* _Task prompt_: Return every line of the material exactly.

○ ○ ○ ○

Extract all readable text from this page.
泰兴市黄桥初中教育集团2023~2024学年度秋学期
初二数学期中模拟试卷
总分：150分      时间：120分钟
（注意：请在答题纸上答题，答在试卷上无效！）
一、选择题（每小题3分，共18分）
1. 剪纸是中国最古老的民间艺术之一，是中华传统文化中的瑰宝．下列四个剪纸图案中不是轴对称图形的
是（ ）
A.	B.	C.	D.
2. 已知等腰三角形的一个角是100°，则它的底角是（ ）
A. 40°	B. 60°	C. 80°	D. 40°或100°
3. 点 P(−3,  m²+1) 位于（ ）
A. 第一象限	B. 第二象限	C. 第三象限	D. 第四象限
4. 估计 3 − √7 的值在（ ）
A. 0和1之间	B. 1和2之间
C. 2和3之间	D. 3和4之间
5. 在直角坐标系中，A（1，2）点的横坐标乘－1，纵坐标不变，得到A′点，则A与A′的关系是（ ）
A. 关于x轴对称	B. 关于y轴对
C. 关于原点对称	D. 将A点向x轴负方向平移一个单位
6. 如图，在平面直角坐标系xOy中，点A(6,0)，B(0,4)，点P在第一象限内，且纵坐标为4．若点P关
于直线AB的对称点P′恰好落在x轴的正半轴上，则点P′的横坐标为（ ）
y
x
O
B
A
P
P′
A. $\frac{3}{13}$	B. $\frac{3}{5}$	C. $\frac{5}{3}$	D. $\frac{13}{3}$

○ ○ ○ ○

* _Problem solution_:
Extract all readable text from this page.
泰兴市黄桥初中教育集团2023~2024学年度秋学期
初二数学期中模拟试卷
总分：150分      时间：120分钟
（注意：请在答题纸上答题，答在试卷上无效！）
一、选择题（每小题3分，共18分）
1. 剪纸是中国最古老的民间艺术之一，是中华传统文化中的瑰宝．下列四个剪纸图案中不是轴对称图形的
是（ ）
A.	B.	C.	D.
2. 已知等腰三角形的一个角是100°，则它的底角是（ ）
A. 40°	B. 60°	C. 80°	D. 40°或100°
3. 点 P(−3,  m²+1) 位于（ ）
A. 第一象限	B. 第二象限	C. 第三象限	D. 第四象限
4. 估计 3 − √7 的值在（ ）
A. 0和1之间	B. 1和2之间
C. 2和3之间	D. 3和4之间
5. 在直角坐标系中，A（1，2）点的横坐标乘－1，纵坐标不变，得到A′点，则A与A′的关系是（ ）
A. 关于x轴对称	B. 关于y轴对
C. 关于原点对称	D. 将A点向x轴负方向平移一个单位
6. 如图，在平面直角坐标系xOy中，点A(6,0)，B(0,4)，点P在第一象限内，且纵坐标为4．若点P关
于直线AB的对称点P′恰好落在x轴的正半轴上，则点P′的横坐标为（ ）
y
x
O
B
A
P
P′
A. $\frac{3}{13}$	B. $\frac{3}{5}$	C. $\frac{5}{3}$	D. $\frac{13}{3}$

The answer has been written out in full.